Return all entries word for word, but drop any images.

- - - -

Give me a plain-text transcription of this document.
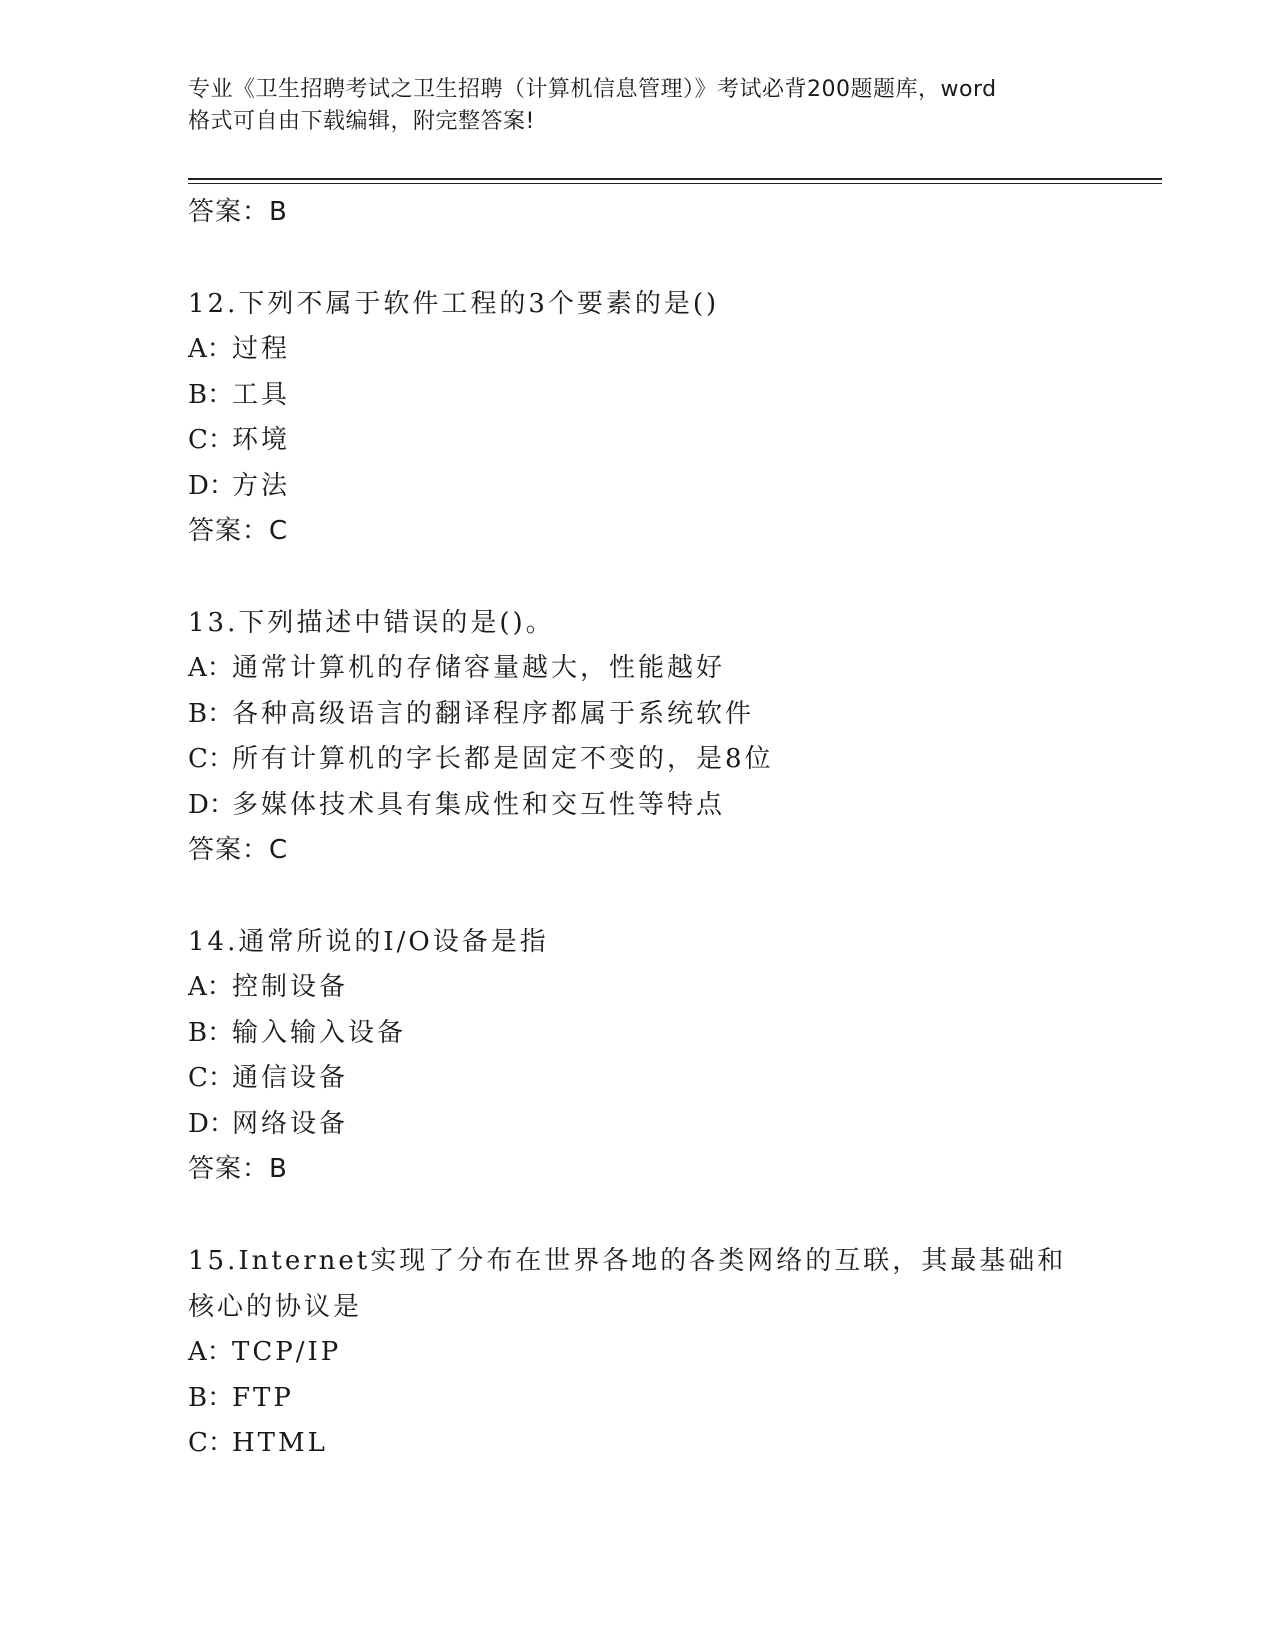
专业《卫生招聘考试之卫生招聘（计算机信息管理）》考试必背200题题库，word
格式可自由下载编辑，附完整答案!
答案：B
12.下列不属于软件工程的3个要素的是()
A：过程
B：工具
C：环境
D：方法
答案：C
13.下列描述中错误的是()。
A：通常计算机的存储容量越大，性能越好
B：各种高级语言的翻译程序都属于系统软件
C：所有计算机的字长都是固定不变的，是8位
D：多媒体技术具有集成性和交互性等特点
答案：C
14.通常所说的I/O设备是指
A：控制设备
B：输入输入设备
C：通信设备
D：网络设备
答案：B
15.Internet实现了分布在世界各地的各类网络的互联，其最基础和核心的协议是
A：TCP/IP
B：FTP
C：HTML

- - - -

▸ The reply
Give me a plain-text transcription of this document.
专业《卫生招聘考试之卫生招聘（计算机信息管理）》考试必背200题题库，word
格式可自由下载编辑，附完整答案!
答案：B
12.下列不属于软件工程的3个要素的是()
A：过程
B：工具
C：环境
D：方法
答案：C
13.下列描述中错误的是()。
A：通常计算机的存储容量越大，性能越好
B：各种高级语言的翻译程序都属于系统软件
C：所有计算机的字长都是固定不变的，是8位
D：多媒体技术具有集成性和交互性等特点
答案：C
14.通常所说的I/O设备是指
A：控制设备
B：输入输入设备
C：通信设备
D：网络设备
答案：B
15.Internet实现了分布在世界各地的各类网络的互联，其最基础和核心的协议是
A：TCP/IP
B：FTP
C：HTML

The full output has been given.